Dataset records
---------------
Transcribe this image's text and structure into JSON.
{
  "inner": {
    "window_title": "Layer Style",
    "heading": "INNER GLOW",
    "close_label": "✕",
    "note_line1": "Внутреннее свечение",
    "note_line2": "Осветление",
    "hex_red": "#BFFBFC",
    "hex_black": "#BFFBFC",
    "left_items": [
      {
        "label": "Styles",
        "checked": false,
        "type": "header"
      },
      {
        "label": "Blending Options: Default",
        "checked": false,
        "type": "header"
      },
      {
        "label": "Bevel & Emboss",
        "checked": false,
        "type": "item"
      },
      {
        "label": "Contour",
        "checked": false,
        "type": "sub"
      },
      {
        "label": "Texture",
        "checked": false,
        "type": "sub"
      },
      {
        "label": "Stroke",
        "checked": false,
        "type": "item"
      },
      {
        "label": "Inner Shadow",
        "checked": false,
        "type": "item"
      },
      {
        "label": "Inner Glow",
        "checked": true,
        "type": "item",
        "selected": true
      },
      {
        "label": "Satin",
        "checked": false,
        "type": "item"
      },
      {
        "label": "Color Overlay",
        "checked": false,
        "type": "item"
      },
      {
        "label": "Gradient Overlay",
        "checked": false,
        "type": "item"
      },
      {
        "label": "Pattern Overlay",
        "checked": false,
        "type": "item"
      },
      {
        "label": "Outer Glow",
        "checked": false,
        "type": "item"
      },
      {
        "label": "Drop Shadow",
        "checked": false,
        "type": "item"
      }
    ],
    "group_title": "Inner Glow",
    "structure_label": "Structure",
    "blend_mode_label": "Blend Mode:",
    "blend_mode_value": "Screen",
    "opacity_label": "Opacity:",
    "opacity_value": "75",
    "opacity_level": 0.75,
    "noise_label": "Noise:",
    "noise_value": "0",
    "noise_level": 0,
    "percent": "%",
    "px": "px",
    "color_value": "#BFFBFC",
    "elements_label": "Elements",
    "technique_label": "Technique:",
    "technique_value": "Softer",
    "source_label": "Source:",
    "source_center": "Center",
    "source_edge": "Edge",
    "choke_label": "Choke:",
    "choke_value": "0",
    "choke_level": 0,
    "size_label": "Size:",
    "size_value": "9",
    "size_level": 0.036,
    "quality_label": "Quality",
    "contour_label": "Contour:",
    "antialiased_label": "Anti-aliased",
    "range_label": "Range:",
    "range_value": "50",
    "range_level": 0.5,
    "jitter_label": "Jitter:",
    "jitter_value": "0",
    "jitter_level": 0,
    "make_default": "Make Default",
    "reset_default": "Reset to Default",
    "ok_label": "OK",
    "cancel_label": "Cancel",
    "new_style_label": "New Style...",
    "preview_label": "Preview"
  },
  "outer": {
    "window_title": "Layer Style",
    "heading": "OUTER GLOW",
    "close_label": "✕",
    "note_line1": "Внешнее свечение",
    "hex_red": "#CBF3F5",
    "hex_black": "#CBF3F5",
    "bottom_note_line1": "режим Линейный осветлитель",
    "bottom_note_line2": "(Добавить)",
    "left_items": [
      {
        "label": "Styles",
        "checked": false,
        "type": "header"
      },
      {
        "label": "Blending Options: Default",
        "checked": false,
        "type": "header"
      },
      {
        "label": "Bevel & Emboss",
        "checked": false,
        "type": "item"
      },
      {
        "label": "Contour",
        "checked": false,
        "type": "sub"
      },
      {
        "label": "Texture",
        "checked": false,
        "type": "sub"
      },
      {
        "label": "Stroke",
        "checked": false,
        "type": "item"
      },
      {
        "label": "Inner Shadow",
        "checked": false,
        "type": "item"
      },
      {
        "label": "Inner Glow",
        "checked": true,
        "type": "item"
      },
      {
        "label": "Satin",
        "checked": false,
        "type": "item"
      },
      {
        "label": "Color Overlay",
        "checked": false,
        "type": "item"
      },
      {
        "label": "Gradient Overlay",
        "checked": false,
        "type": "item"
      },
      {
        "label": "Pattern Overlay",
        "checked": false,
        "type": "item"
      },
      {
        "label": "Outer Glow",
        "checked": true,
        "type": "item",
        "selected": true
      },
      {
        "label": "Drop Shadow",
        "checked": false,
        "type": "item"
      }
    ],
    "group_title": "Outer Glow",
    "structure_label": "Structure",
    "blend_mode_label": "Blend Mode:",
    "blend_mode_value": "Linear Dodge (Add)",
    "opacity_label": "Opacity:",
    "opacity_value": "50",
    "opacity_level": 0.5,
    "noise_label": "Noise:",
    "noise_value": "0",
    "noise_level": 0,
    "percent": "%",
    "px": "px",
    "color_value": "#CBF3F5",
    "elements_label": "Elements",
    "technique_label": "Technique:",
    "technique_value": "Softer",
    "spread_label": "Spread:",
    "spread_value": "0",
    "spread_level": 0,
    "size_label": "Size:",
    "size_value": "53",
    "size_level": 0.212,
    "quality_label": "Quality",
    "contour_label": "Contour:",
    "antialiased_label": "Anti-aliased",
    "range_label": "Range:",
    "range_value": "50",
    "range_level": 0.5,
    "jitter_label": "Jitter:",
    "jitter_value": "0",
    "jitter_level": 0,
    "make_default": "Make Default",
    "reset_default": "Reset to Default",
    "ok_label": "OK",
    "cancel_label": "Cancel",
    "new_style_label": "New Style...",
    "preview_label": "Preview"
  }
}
---------------
* EXERCISE DIRECTIONS *
Nothing should be changed: write out all of the data as is.

* ANSWER TO THE TASK *
Transcribe this image's text and structure into JSON.
{
  "inner": {
    "window_title": "Layer Style",
    "heading": "INNER GLOW",
    "close_label": "✕",
    "note_line1": "Внутреннее свечение",
    "note_line2": "Осветление",
    "hex_red": "#BFFBFC",
    "hex_black": "#BFFBFC",
    "left_items": [
      {
        "label": "Styles",
        "checked": false,
        "type": "header"
      },
      {
        "label": "Blending Options: Default",
        "checked": false,
        "type": "header"
      },
      {
        "label": "Bevel & Emboss",
        "checked": false,
        "type": "item"
      },
      {
        "label": "Contour",
        "checked": false,
        "type": "sub"
      },
      {
        "label": "Texture",
        "checked": false,
        "type": "sub"
      },
      {
        "label": "Stroke",
        "checked": false,
        "type": "item"
      },
      {
        "label": "Inner Shadow",
        "checked": false,
        "type": "item"
      },
      {
        "label": "Inner Glow",
        "checked": true,
        "type": "item",
        "selected": true
      },
      {
        "label": "Satin",
        "checked": false,
        "type": "item"
      },
      {
        "label": "Color Overlay",
        "checked": false,
        "type": "item"
      },
      {
        "label": "Gradient Overlay",
        "checked": false,
        "type": "item"
      },
      {
        "label": "Pattern Overlay",
        "checked": false,
        "type": "item"
      },
      {
        "label": "Outer Glow",
        "checked": false,
        "type": "item"
      },
      {
        "label": "Drop Shadow",
        "checked": false,
        "type": "item"
      }
    ],
    "group_title": "Inner Glow",
    "structure_label": "Structure",
    "blend_mode_label": "Blend Mode:",
    "blend_mode_value": "Screen",
    "opacity_label": "Opacity:",
    "opacity_value": "75",
    "opacity_level": 0.75,
    "noise_label": "Noise:",
    "noise_value": "0",
    "noise_level": 0,
    "percent": "%",
    "px": "px",
    "color_value": "#BFFBFC",
    "elements_label": "Elements",
    "technique_label": "Technique:",
    "technique_value": "Softer",
    "source_label": "Source:",
    "source_center": "Center",
    "source_edge": "Edge",
    "choke_label": "Choke:",
    "choke_value": "0",
    "choke_level": 0,
    "size_label": "Size:",
    "size_value": "9",
    "size_level": 0.036,
    "quality_label": "Quality",
    "contour_label": "Contour:",
    "antialiased_label": "Anti-aliased",
    "range_label": "Range:",
    "range_value": "50",
    "range_level": 0.5,
    "jitter_label": "Jitter:",
    "jitter_value": "0",
    "jitter_level": 0,
    "make_default": "Make Default",
    "reset_default": "Reset to Default",
    "ok_label": "OK",
    "cancel_label": "Cancel",
    "new_style_label": "New Style...",
    "preview_label": "Preview"
  },
  "outer": {
    "window_title": "Layer Style",
    "heading": "OUTER GLOW",
    "close_label": "✕",
    "note_line1": "Внешнее свечение",
    "hex_red": "#CBF3F5",
    "hex_black": "#CBF3F5",
    "bottom_note_line1": "режим Линейный осветлитель",
    "bottom_note_line2": "(Добавить)",
    "left_items": [
      {
        "label": "Styles",
        "checked": false,
        "type": "header"
      },
      {
        "label": "Blending Options: Default",
        "checked": false,
        "type": "header"
      },
      {
        "label": "Bevel & Emboss",
        "checked": false,
        "type": "item"
      },
      {
        "label": "Contour",
        "checked": false,
        "type": "sub"
      },
      {
        "label": "Texture",
        "checked": false,
        "type": "sub"
      },
      {
        "label": "Stroke",
        "checked": false,
        "type": "item"
      },
      {
        "label": "Inner Shadow",
        "checked": false,
        "type": "item"
      },
      {
        "label": "Inner Glow",
        "checked": true,
        "type": "item"
      },
      {
        "label": "Satin",
        "checked": false,
        "type": "item"
      },
      {
        "label": "Color Overlay",
        "checked": false,
        "type": "item"
      },
      {
        "label": "Gradient Overlay",
        "checked": false,
        "type": "item"
      },
      {
        "label": "Pattern Overlay",
        "checked": false,
        "type": "item"
      },
      {
        "label": "Outer Glow",
        "checked": true,
        "type": "item",
        "selected": true
      },
      {
        "label": "Drop Shadow",
        "checked": false,
        "type": "item"
      }
    ],
    "group_title": "Outer Glow",
    "structure_label": "Structure",
    "blend_mode_label": "Blend Mode:",
    "blend_mode_value": "Linear Dodge (Add)",
    "opacity_label": "Opacity:",
    "opacity_value": "50",
    "opacity_level": 0.5,
    "noise_label": "Noise:",
    "noise_value": "0",
    "noise_level": 0,
    "percent": "%",
    "px": "px",
    "color_value": "#CBF3F5",
    "elements_label": "Elements",
    "technique_label": "Technique:",
    "technique_value": "Softer",
    "spread_label": "Spread:",
    "spread_value": "0",
    "spread_level": 0,
    "size_label": "Size:",
    "size_value": "53",
    "size_level": 0.212,
    "quality_label": "Quality",
    "contour_label": "Contour:",
    "antialiased_label": "Anti-aliased",
    "range_label": "Range:",
    "range_value": "50",
    "range_level": 0.5,
    "jitter_label": "Jitter:",
    "jitter_value": "0",
    "jitter_level": 0,
    "make_default": "Make Default",
    "reset_default": "Reset to Default",
    "ok_label": "OK",
    "cancel_label": "Cancel",
    "new_style_label": "New Style...",
    "preview_label": "Preview"
  }
}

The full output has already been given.